__Aim__:
Pull out every line with the word "project".

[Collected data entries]

┄┄┄┄┄┄┄┄┄┄

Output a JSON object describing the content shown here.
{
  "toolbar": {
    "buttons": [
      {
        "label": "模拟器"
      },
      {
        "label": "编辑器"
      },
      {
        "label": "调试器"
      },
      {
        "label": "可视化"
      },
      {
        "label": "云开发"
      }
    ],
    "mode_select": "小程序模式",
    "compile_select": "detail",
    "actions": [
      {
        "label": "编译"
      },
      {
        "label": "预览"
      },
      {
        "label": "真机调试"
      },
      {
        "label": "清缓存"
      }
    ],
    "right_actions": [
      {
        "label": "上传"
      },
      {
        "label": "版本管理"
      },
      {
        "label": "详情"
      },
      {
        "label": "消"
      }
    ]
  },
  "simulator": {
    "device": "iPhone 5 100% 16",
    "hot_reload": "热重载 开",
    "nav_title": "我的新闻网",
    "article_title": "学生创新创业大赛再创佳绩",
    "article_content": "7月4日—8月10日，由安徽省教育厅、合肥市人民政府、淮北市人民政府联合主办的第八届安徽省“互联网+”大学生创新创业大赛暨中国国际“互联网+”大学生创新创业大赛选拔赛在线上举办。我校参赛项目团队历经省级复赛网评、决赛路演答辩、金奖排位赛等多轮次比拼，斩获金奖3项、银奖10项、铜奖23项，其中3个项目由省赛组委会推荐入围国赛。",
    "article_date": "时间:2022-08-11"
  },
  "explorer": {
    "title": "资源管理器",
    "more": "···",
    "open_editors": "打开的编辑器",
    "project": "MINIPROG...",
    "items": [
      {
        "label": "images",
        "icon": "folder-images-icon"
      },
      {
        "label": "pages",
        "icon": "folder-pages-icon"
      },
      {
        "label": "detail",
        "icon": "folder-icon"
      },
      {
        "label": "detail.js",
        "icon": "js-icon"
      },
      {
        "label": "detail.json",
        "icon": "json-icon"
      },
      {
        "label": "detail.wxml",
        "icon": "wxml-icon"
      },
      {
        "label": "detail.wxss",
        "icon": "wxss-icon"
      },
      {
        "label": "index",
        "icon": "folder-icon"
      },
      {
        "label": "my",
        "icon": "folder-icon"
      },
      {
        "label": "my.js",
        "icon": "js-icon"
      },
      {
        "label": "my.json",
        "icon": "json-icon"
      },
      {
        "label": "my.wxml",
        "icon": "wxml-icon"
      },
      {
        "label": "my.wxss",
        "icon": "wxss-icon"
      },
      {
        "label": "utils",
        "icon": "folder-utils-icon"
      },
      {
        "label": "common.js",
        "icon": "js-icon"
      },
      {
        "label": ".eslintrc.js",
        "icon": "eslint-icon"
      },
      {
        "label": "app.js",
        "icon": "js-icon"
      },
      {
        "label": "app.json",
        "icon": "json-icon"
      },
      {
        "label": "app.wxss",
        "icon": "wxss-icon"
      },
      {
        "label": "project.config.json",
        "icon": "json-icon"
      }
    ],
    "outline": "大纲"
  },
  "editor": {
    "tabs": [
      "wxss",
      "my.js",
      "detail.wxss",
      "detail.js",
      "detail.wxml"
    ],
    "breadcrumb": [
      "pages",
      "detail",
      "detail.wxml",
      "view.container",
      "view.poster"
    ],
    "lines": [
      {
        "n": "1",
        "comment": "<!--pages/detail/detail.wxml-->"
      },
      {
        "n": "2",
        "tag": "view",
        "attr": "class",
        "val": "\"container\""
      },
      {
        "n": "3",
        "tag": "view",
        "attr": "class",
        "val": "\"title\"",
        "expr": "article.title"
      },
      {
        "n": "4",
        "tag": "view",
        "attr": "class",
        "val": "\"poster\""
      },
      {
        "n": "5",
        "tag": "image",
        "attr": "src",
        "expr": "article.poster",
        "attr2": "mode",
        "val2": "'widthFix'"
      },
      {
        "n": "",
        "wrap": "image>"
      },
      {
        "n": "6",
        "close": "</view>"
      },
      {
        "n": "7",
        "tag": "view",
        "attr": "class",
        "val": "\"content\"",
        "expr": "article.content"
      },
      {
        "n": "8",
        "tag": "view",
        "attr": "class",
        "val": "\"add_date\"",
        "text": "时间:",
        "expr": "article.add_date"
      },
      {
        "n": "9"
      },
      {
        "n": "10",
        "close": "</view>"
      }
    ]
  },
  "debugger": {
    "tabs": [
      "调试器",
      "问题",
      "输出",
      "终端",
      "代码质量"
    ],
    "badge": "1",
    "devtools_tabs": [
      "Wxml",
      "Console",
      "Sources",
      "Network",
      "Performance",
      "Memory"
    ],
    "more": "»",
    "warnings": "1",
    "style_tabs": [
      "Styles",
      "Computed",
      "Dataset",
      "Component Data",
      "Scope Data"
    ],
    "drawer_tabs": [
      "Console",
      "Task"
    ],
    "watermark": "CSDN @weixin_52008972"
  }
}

┄┄┄┄┄┄┄┄┄┄

__The solution__:
    "project": "MINIPROG...",
        "label": "project.config.json",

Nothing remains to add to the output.